* **Material**
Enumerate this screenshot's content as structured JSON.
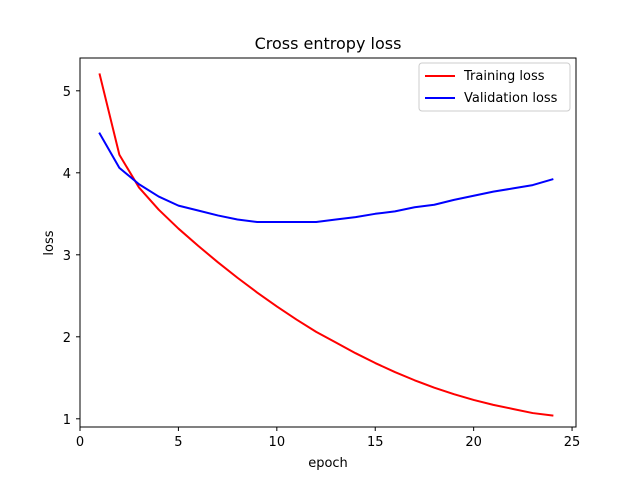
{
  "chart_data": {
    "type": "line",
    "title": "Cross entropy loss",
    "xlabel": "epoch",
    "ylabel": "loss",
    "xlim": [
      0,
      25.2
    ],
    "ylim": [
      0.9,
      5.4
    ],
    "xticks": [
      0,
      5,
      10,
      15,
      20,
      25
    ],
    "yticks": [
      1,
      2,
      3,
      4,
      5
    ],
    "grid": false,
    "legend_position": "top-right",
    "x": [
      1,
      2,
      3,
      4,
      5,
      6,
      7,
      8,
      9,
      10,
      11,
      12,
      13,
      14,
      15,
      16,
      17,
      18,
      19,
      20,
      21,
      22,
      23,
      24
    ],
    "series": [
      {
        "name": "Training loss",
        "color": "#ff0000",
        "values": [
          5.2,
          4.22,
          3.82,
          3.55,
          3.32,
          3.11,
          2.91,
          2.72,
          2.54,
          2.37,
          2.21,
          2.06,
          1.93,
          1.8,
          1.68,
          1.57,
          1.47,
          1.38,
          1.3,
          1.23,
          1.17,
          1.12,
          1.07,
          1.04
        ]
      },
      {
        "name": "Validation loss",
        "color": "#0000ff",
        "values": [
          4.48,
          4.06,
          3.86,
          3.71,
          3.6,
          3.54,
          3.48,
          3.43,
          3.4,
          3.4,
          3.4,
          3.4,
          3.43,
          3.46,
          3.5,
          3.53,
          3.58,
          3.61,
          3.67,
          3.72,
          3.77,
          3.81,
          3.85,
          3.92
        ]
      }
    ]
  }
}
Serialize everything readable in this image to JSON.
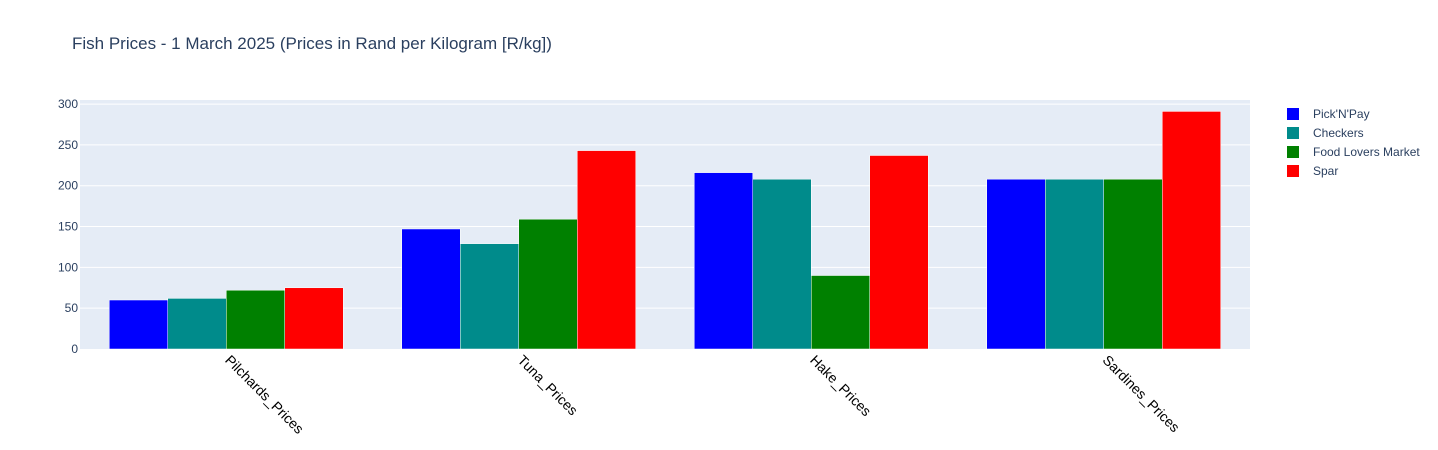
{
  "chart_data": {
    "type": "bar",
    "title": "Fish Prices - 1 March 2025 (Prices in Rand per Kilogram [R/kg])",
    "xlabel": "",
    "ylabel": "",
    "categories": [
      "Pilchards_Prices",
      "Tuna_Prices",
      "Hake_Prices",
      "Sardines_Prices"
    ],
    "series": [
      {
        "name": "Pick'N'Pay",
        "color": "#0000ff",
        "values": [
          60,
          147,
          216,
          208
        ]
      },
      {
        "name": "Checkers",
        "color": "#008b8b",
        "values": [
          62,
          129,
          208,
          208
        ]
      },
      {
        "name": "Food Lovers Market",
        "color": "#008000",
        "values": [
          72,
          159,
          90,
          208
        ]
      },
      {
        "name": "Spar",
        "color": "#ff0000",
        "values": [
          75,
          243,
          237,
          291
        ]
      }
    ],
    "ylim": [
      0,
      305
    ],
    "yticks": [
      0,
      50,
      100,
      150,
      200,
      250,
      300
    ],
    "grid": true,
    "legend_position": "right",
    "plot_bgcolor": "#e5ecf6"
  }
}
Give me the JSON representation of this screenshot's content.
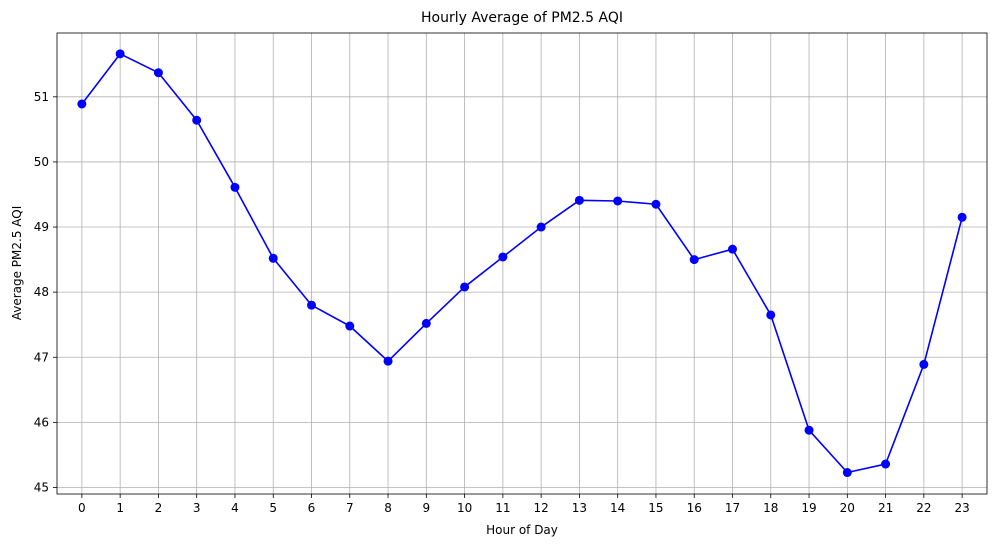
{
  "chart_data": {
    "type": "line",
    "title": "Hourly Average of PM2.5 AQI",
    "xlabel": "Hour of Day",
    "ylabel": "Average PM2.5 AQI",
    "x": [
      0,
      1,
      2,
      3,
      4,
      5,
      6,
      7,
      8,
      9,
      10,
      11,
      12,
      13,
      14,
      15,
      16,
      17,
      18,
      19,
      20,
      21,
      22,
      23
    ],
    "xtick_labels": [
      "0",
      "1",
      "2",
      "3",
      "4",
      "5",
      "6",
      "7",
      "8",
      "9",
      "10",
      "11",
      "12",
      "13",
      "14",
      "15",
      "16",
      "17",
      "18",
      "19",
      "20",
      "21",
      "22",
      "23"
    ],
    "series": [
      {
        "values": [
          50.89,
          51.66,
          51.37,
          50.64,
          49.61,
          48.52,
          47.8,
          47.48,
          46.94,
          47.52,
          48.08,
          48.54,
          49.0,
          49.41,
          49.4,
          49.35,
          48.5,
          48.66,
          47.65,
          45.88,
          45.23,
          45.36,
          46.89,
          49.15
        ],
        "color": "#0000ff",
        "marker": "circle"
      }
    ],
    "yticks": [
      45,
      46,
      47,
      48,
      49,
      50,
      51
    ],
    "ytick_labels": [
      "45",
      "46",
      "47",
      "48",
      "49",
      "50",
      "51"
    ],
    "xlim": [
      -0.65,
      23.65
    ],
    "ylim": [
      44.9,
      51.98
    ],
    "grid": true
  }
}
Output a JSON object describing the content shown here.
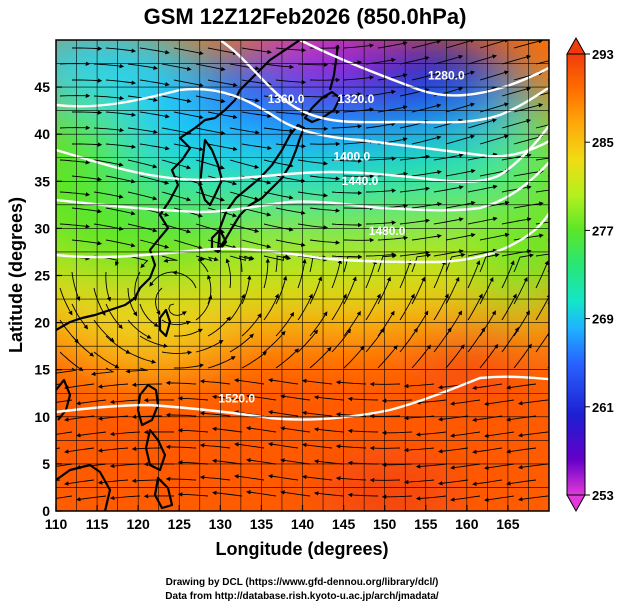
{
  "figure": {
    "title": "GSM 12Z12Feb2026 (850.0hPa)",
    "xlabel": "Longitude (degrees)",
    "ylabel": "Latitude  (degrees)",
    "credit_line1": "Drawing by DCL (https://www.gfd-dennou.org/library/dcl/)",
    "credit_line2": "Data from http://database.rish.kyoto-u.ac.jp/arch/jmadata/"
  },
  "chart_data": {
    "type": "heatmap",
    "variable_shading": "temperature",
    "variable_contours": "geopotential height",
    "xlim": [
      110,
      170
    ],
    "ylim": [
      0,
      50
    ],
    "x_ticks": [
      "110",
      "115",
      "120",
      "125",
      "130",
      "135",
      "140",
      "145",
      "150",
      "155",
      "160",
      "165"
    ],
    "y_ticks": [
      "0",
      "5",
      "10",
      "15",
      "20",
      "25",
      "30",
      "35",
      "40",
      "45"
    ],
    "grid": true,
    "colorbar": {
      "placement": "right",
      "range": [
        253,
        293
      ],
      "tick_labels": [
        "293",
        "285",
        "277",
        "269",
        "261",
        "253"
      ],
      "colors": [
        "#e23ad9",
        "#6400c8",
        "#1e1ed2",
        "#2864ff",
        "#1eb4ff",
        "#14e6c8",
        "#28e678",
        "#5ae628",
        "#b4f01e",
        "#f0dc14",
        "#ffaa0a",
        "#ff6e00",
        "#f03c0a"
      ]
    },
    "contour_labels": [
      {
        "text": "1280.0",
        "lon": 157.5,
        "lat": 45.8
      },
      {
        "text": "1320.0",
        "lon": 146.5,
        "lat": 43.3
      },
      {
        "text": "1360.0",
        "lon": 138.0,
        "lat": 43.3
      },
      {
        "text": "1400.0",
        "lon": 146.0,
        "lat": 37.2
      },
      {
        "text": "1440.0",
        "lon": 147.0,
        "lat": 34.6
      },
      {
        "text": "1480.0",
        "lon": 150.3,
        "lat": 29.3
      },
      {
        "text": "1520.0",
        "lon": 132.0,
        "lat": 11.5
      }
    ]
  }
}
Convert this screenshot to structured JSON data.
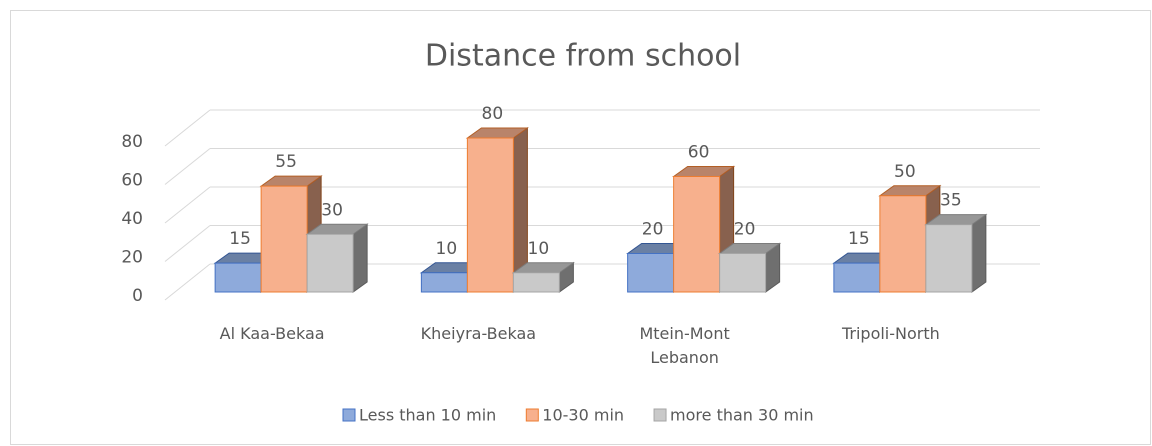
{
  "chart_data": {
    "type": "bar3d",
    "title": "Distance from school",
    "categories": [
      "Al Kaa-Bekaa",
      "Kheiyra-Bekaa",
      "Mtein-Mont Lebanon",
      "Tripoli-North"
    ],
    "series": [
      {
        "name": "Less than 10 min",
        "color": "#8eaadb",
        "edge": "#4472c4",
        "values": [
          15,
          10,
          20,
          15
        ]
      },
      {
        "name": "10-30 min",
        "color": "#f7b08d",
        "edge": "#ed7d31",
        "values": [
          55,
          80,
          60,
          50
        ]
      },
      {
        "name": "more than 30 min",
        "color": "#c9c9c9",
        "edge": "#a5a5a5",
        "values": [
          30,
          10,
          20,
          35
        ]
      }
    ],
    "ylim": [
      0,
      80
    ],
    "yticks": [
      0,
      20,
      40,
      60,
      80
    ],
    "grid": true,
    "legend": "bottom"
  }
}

* **Exercise prompt**
Select and copy each line from the data that includes the word "screenshot".

* **Exercise response**
Enumerate this screenshot's content as structured JSON.
Give me the JSON representation of this screenshot's content.
Convert this screenshot to structured JSON data.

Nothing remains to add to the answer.